-- Start EXCERPTED RECORDS --
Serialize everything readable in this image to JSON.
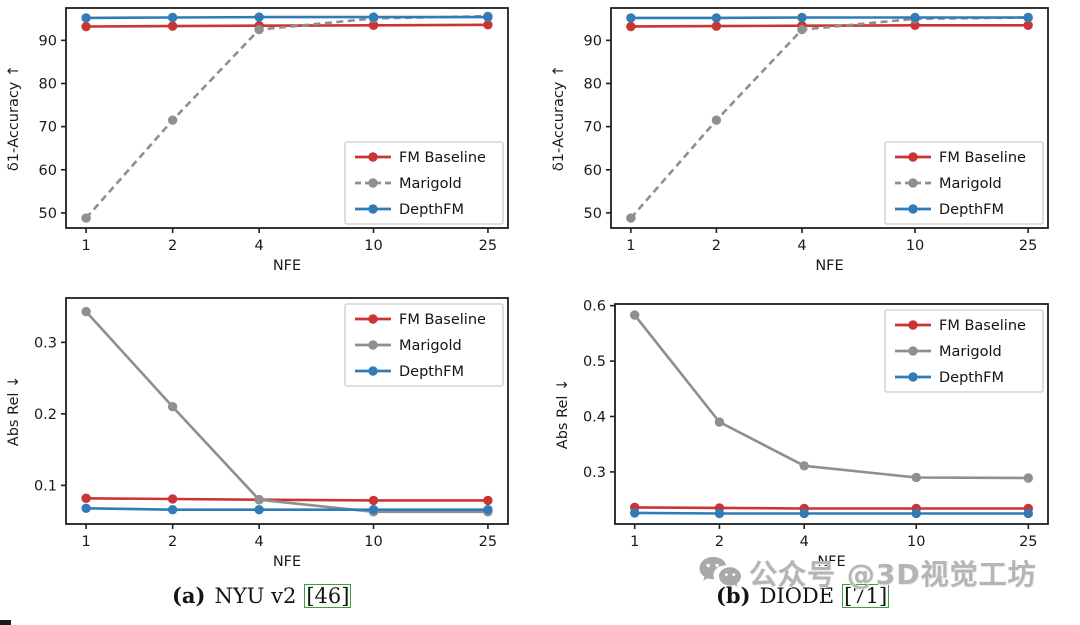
{
  "figure": {
    "xlabel": "NFE",
    "x_values": [
      1,
      2,
      4,
      10,
      25
    ]
  },
  "colors": {
    "fm_baseline": "#cb3434",
    "marigold": "#8f8f8f",
    "depthfm": "#2f7cb8",
    "citation_box": "#3aa03a",
    "axis": "#1f1f1f",
    "watermark_gray": "#b5b5b5"
  },
  "chart_data": [
    {
      "type": "line",
      "position": "top-left",
      "dataset": "NYU v2",
      "xscale": "log",
      "x": [
        1,
        2,
        4,
        10,
        25
      ],
      "xlabel": "NFE",
      "ylabel": "δ1-Accuracy ↑",
      "ylim": [
        46.5,
        97.5
      ],
      "yticks": [
        50,
        60,
        70,
        80,
        90
      ],
      "ytick_decimals": 0,
      "grid": false,
      "legend_position": "lower-right",
      "series": [
        {
          "name": "FM Baseline",
          "color_key": "fm_baseline",
          "dash": "solid",
          "values": [
            93.2,
            93.3,
            93.4,
            93.5,
            93.6
          ]
        },
        {
          "name": "Marigold",
          "color_key": "marigold",
          "dash": "dashed",
          "values": [
            48.8,
            71.5,
            92.5,
            95.1,
            95.6
          ]
        },
        {
          "name": "DepthFM",
          "color_key": "depthfm",
          "dash": "solid",
          "values": [
            95.2,
            95.3,
            95.4,
            95.4,
            95.4
          ]
        }
      ]
    },
    {
      "type": "line",
      "position": "top-right",
      "dataset": "DIODE",
      "xscale": "log",
      "x": [
        1,
        2,
        4,
        10,
        25
      ],
      "xlabel": "NFE",
      "ylabel": "δ1-Accuracy ↑",
      "ylim": [
        46.5,
        97.5
      ],
      "yticks": [
        50,
        60,
        70,
        80,
        90
      ],
      "ytick_decimals": 0,
      "grid": false,
      "legend_position": "lower-right",
      "series": [
        {
          "name": "FM Baseline",
          "color_key": "fm_baseline",
          "dash": "solid",
          "values": [
            93.2,
            93.3,
            93.4,
            93.5,
            93.5
          ]
        },
        {
          "name": "Marigold",
          "color_key": "marigold",
          "dash": "dashed",
          "values": [
            48.8,
            71.5,
            92.5,
            95.0,
            95.3
          ]
        },
        {
          "name": "DepthFM",
          "color_key": "depthfm",
          "dash": "solid",
          "values": [
            95.2,
            95.2,
            95.3,
            95.3,
            95.3
          ]
        }
      ]
    },
    {
      "type": "line",
      "position": "bottom-left",
      "dataset": "NYU v2",
      "xscale": "log",
      "x": [
        1,
        2,
        4,
        10,
        25
      ],
      "xlabel": "NFE",
      "ylabel": "Abs Rel ↓",
      "ylim": [
        0.046,
        0.362
      ],
      "yticks": [
        0.1,
        0.2,
        0.3
      ],
      "ytick_decimals": 1,
      "grid": false,
      "legend_position": "upper-right",
      "series": [
        {
          "name": "FM Baseline",
          "color_key": "fm_baseline",
          "dash": "solid",
          "values": [
            0.082,
            0.081,
            0.08,
            0.079,
            0.079
          ]
        },
        {
          "name": "Marigold",
          "color_key": "marigold",
          "dash": "solid",
          "values": [
            0.343,
            0.21,
            0.08,
            0.063,
            0.063
          ]
        },
        {
          "name": "DepthFM",
          "color_key": "depthfm",
          "dash": "solid",
          "values": [
            0.068,
            0.066,
            0.066,
            0.066,
            0.066
          ]
        }
      ]
    },
    {
      "type": "line",
      "position": "bottom-right",
      "dataset": "DIODE",
      "xscale": "log",
      "x": [
        1,
        2,
        4,
        10,
        25
      ],
      "xlabel": "NFE",
      "ylabel": "Abs Rel ↓",
      "ylim": [
        0.206,
        0.603
      ],
      "yticks": [
        0.3,
        0.4,
        0.5,
        0.6
      ],
      "ytick_decimals": 1,
      "grid": false,
      "legend_position": "upper-right",
      "series": [
        {
          "name": "FM Baseline",
          "color_key": "fm_baseline",
          "dash": "solid",
          "values": [
            0.236,
            0.235,
            0.234,
            0.234,
            0.234
          ]
        },
        {
          "name": "Marigold",
          "color_key": "marigold",
          "dash": "solid",
          "values": [
            0.583,
            0.39,
            0.311,
            0.29,
            0.289
          ]
        },
        {
          "name": "DepthFM",
          "color_key": "depthfm",
          "dash": "solid",
          "values": [
            0.226,
            0.225,
            0.225,
            0.225,
            0.225
          ]
        }
      ]
    }
  ],
  "captions": [
    {
      "label": "(a)",
      "dataset": "NYU v2",
      "citation": "[46]"
    },
    {
      "label": "(b)",
      "dataset": "DIODE",
      "citation": "[71]"
    }
  ],
  "watermark": {
    "icon": "wechat-icon",
    "text": "公众号 @3D视觉工坊"
  }
}
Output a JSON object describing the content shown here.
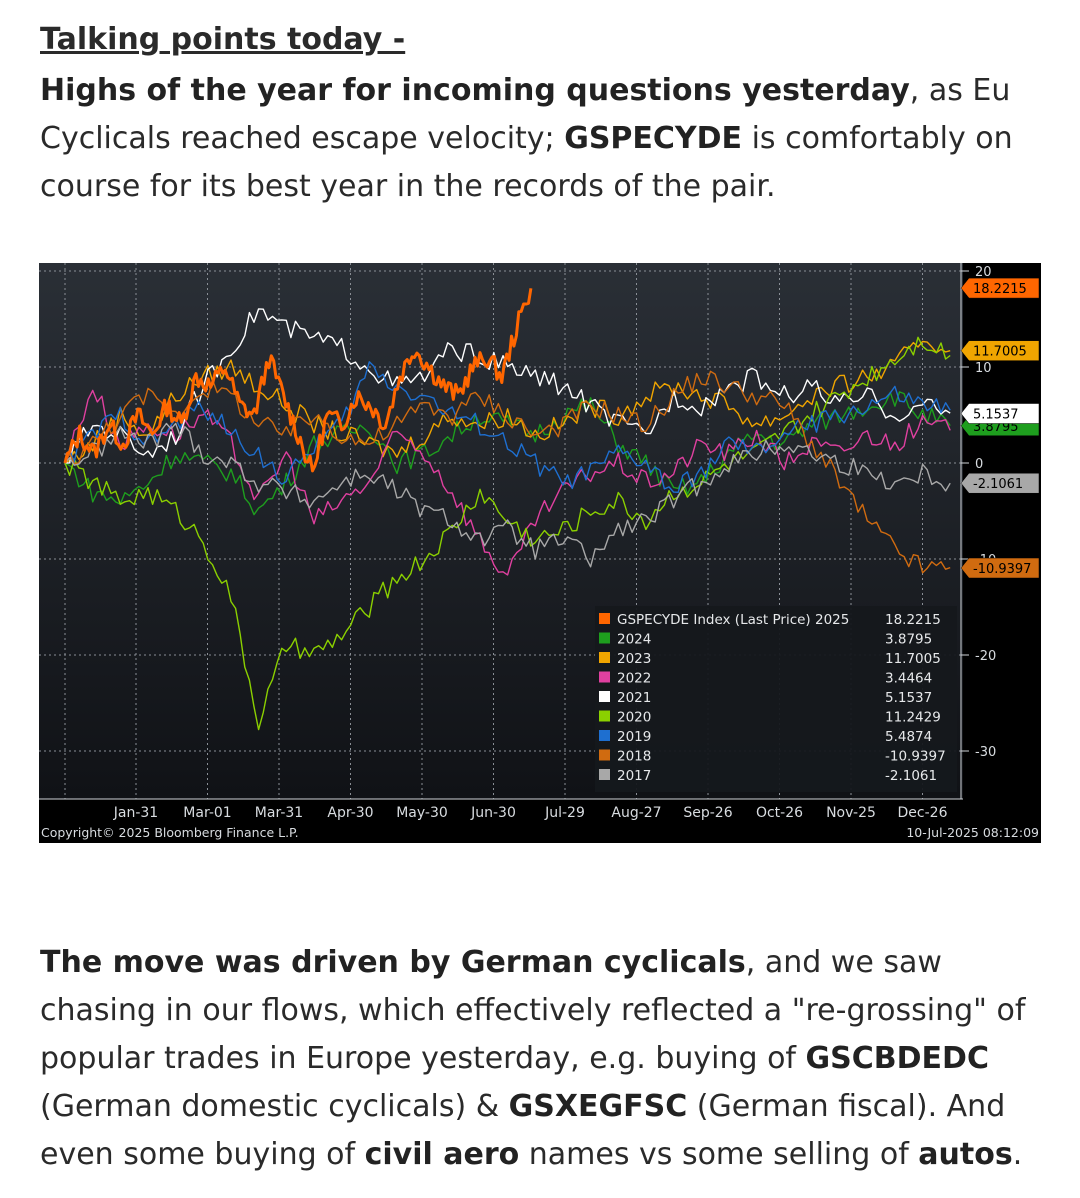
{
  "header": {
    "title": "Talking points today -"
  },
  "intro": {
    "bold1": "Highs of the year for incoming questions yesterday",
    "text1": ", as Eu Cyclicals reached escape velocity; ",
    "bold2": "GSPECYDE",
    "text2": " is comfortably on course for its best year in the records of the pair."
  },
  "chart_data": {
    "type": "line",
    "ylim": [
      -35,
      20
    ],
    "yticks": [
      20,
      10,
      0,
      -10,
      -20,
      -30
    ],
    "x_tick_labels": [
      "Jan-31",
      "Mar-01",
      "Mar-31",
      "Apr-30",
      "May-30",
      "Jun-30",
      "Jul-29",
      "Aug-27",
      "Sep-26",
      "Oct-26",
      "Nov-25",
      "Dec-26"
    ],
    "copyright": "Copyright© 2025 Bloomberg Finance L.P.",
    "timestamp": "10-Jul-2025 08:12:09",
    "series": [
      {
        "name": "GSPECYDE Index (Last Price) 2025",
        "last": "18.2215",
        "color": "#ff6600",
        "bold": true,
        "ends": 0.52,
        "values": [
          0,
          3,
          1,
          4,
          2,
          5,
          3,
          6,
          4,
          9,
          8,
          10,
          6,
          5,
          11,
          7,
          3,
          -1,
          5,
          4,
          7,
          6,
          4,
          9,
          12,
          10,
          8,
          7,
          10,
          11,
          9,
          14,
          18.2
        ]
      },
      {
        "name": "2024",
        "last": "3.8795",
        "color": "#1e9e1e",
        "values": [
          0,
          -3,
          -4,
          -2,
          1,
          0,
          -1,
          -5,
          -2,
          2,
          3,
          4,
          0,
          1,
          3,
          5,
          4,
          3,
          5,
          6,
          2,
          0,
          -3,
          -2,
          1,
          3,
          2,
          4,
          5,
          6,
          7,
          5,
          3.9
        ]
      },
      {
        "name": "2023",
        "last": "11.7005",
        "color": "#f0a500",
        "values": [
          0,
          2,
          5,
          3,
          7,
          9,
          10,
          8,
          6,
          4,
          3,
          2,
          1,
          3,
          5,
          4,
          5,
          3,
          4,
          6,
          5,
          7,
          8,
          7,
          6,
          4,
          5,
          7,
          8,
          9,
          10,
          13,
          11.7
        ]
      },
      {
        "name": "2022",
        "last": "3.4464",
        "color": "#e040a0",
        "values": [
          0,
          8,
          2,
          4,
          3,
          5,
          2,
          -4,
          1,
          -6,
          -4,
          -2,
          3,
          1,
          -3,
          -8,
          -12,
          -6,
          -3,
          -1,
          0,
          -2,
          -1,
          2,
          1,
          3,
          0,
          2,
          1,
          3,
          2,
          4,
          3.4
        ]
      },
      {
        "name": "2021",
        "last": "5.1537",
        "color": "#ffffff",
        "values": [
          0,
          4,
          3,
          1,
          3,
          8,
          12,
          16,
          14,
          13,
          12,
          10,
          8,
          9,
          12,
          11,
          10,
          9,
          8,
          6,
          4,
          3,
          7,
          6,
          8,
          9,
          7,
          8,
          6,
          7,
          5,
          6,
          5.2
        ]
      },
      {
        "name": "2020",
        "last": "11.2429",
        "color": "#8bd000",
        "values": [
          0,
          -2,
          -4,
          -3,
          -5,
          -8,
          -14,
          -27,
          -19,
          -20,
          -18,
          -15,
          -12,
          -10,
          -7,
          -3,
          -6,
          -8,
          -7,
          -5,
          -4,
          -6,
          -3,
          -2,
          0,
          1,
          3,
          5,
          7,
          9,
          11,
          13,
          11.2
        ]
      },
      {
        "name": "2019",
        "last": "5.4874",
        "color": "#1e6fd0",
        "values": [
          0,
          3,
          5,
          2,
          4,
          6,
          3,
          1,
          -2,
          2,
          4,
          10,
          8,
          7,
          5,
          4,
          2,
          0,
          -2,
          -1,
          1,
          0,
          -3,
          -1,
          2,
          1,
          3,
          4,
          5,
          6,
          7,
          6,
          5.5
        ]
      },
      {
        "name": "2018",
        "last": "-10.9397",
        "color": "#d06b10",
        "values": [
          0,
          2,
          5,
          7,
          5,
          8,
          7,
          4,
          3,
          5,
          3,
          2,
          4,
          6,
          5,
          7,
          5,
          3,
          4,
          6,
          5,
          4,
          7,
          9,
          8,
          7,
          6,
          2,
          -2,
          -6,
          -9,
          -11,
          -10.9
        ]
      },
      {
        "name": "2017",
        "last": "-2.1061",
        "color": "#a8a8a8",
        "values": [
          0,
          1,
          3,
          2,
          4,
          1,
          0,
          -2,
          -3,
          -4,
          -2,
          -1,
          -3,
          -5,
          -6,
          -8,
          -7,
          -9,
          -8,
          -10,
          -7,
          -6,
          -4,
          -2,
          0,
          1,
          2,
          1,
          0,
          -1,
          -2,
          -1,
          -2.1
        ]
      }
    ]
  },
  "body2": {
    "bold1": "The move was driven by German cyclicals",
    "text1": ", and we saw chasing in our flows, which effectively reflected a \"re-grossing\" of popular trades in Europe yesterday, e.g. buying of ",
    "bold2": "GSCBDEDC",
    "text2": " (German domestic cyclicals) & ",
    "bold3": "GSXEGFSC",
    "text3": " (German fiscal). And even some buying of ",
    "bold4": "civil aero",
    "text4": " names vs some selling of ",
    "bold5": "autos",
    "text5": "."
  }
}
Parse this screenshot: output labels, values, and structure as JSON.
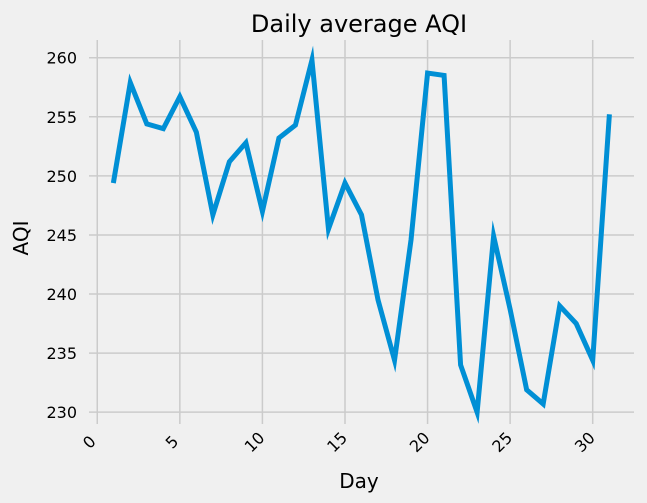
-- End EXCERPTED RECORDS --
Copy all lines from the material that hold "buying".

SOLUTION —
    "text1": ", and we saw chasing in our flows, which effectively reflected a \"re-grossing\" of popular trades in Europe yesterday, e.g. buying of ",
    "text3": " (German fiscal). And even some buying of ",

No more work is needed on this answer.